• **What the exercise asks**: Extract every record, keeping each one exactly as it is.

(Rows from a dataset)

# # # # #

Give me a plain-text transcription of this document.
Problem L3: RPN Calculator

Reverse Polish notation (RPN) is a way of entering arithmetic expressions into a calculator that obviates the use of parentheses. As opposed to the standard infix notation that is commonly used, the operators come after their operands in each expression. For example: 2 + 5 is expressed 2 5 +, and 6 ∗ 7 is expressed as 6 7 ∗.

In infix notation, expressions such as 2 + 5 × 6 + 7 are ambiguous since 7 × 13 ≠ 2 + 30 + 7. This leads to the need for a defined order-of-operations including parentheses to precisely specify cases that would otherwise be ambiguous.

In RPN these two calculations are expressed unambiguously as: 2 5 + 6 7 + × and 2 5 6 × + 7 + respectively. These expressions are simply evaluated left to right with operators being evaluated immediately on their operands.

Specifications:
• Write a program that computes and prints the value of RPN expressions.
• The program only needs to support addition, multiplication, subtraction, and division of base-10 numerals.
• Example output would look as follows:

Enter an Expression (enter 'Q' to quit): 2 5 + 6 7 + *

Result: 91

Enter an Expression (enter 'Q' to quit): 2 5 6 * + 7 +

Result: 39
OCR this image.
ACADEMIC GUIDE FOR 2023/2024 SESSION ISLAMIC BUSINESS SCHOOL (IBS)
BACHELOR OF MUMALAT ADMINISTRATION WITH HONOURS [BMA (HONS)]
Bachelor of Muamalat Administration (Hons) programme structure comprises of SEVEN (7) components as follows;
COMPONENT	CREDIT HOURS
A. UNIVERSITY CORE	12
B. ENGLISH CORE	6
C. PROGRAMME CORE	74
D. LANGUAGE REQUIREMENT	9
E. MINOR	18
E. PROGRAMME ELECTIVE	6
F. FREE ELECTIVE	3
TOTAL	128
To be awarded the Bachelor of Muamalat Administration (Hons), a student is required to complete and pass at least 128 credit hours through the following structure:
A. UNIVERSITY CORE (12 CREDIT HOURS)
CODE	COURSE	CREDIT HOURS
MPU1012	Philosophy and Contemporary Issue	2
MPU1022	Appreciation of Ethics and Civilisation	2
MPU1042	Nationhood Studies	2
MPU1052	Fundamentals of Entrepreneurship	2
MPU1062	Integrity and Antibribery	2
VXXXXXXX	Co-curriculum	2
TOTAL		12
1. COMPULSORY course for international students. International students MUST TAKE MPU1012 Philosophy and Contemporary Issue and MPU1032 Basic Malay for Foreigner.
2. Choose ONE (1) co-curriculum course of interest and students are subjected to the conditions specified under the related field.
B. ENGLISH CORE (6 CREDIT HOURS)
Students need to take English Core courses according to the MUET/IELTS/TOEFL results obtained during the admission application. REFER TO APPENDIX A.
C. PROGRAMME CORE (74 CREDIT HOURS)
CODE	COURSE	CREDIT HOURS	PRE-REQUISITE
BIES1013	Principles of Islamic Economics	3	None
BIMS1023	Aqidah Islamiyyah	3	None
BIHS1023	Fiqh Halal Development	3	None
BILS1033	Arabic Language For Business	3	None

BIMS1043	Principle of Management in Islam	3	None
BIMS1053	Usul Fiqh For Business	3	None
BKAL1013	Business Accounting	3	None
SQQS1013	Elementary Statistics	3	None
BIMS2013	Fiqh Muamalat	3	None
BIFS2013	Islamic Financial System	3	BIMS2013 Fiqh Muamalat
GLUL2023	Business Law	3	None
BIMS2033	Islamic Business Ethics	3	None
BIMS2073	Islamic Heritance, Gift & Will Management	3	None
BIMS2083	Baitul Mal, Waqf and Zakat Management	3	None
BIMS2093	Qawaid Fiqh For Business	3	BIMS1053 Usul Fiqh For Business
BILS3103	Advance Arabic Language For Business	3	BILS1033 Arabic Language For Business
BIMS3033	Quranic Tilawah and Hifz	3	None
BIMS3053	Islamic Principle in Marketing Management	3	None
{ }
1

# # # # #

• **Exercise output**:
Give me a plain-text transcription of this document.
Problem L3: RPN Calculator

Reverse Polish notation (RPN) is a way of entering arithmetic expressions into a calculator that obviates the use of parentheses. As opposed to the standard infix notation that is commonly used, the operators come after their operands in each expression. For example: 2 + 5 is expressed 2 5 +, and 6 ∗ 7 is expressed as 6 7 ∗.

In infix notation, expressions such as 2 + 5 × 6 + 7 are ambiguous since 7 × 13 ≠ 2 + 30 + 7. This leads to the need for a defined order-of-operations including parentheses to precisely specify cases that would otherwise be ambiguous.

In RPN these two calculations are expressed unambiguously as: 2 5 + 6 7 + × and 2 5 6 × + 7 + respectively. These expressions are simply evaluated left to right with operators being evaluated immediately on their operands.

Specifications:
• Write a program that computes and prints the value of RPN expressions.
• The program only needs to support addition, multiplication, subtraction, and division of base-10 numerals.
• Example output would look as follows:

Enter an Expression (enter 'Q' to quit): 2 5 + 6 7 + *

Result: 91

Enter an Expression (enter 'Q' to quit): 2 5 6 * + 7 +

Result: 39
OCR this image.
ACADEMIC GUIDE FOR 2023/2024 SESSION ISLAMIC BUSINESS SCHOOL (IBS)
BACHELOR OF MUMALAT ADMINISTRATION WITH HONOURS [BMA (HONS)]
Bachelor of Muamalat Administration (Hons) programme structure comprises of SEVEN (7) components as follows;
COMPONENT	CREDIT HOURS
A. UNIVERSITY CORE	12
B. ENGLISH CORE	6
C. PROGRAMME CORE	74
D. LANGUAGE REQUIREMENT	9
E. MINOR	18
E. PROGRAMME ELECTIVE	6
F. FREE ELECTIVE	3
TOTAL	128
To be awarded the Bachelor of Muamalat Administration (Hons), a student is required to complete and pass at least 128 credit hours through the following structure:
A. UNIVERSITY CORE (12 CREDIT HOURS)
CODE	COURSE	CREDIT HOURS
MPU1012	Philosophy and Contemporary Issue	2
MPU1022	Appreciation of Ethics and Civilisation	2
MPU1042	Nationhood Studies	2
MPU1052	Fundamentals of Entrepreneurship	2
MPU1062	Integrity and Antibribery	2
VXXXXXXX	Co-curriculum	2
TOTAL		12
1. COMPULSORY course for international students. International students MUST TAKE MPU1012 Philosophy and Contemporary Issue and MPU1032 Basic Malay for Foreigner.
2. Choose ONE (1) co-curriculum course of interest and students are subjected to the conditions specified under the related field.
B. ENGLISH CORE (6 CREDIT HOURS)
Students need to take English Core courses according to the MUET/IELTS/TOEFL results obtained during the admission application. REFER TO APPENDIX A.
C. PROGRAMME CORE (74 CREDIT HOURS)
CODE	COURSE	CREDIT HOURS	PRE-REQUISITE
BIES1013	Principles of Islamic Economics	3	None
BIMS1023	Aqidah Islamiyyah	3	None
BIHS1023	Fiqh Halal Development	3	None
BILS1033	Arabic Language For Business	3	None

BIMS1043	Principle of Management in Islam	3	None
BIMS1053	Usul Fiqh For Business	3	None
BKAL1013	Business Accounting	3	None
SQQS1013	Elementary Statistics	3	None
BIMS2013	Fiqh Muamalat	3	None
BIFS2013	Islamic Financial System	3	BIMS2013 Fiqh Muamalat
GLUL2023	Business Law	3	None
BIMS2033	Islamic Business Ethics	3	None
BIMS2073	Islamic Heritance, Gift & Will Management	3	None
BIMS2083	Baitul Mal, Waqf and Zakat Management	3	None
BIMS2093	Qawaid Fiqh For Business	3	BIMS1053 Usul Fiqh For Business
BILS3103	Advance Arabic Language For Business	3	BILS1033 Arabic Language For Business
BIMS3033	Quranic Tilawah and Hifz	3	None
BIMS3053	Islamic Principle in Marketing Management	3	None
{ }
1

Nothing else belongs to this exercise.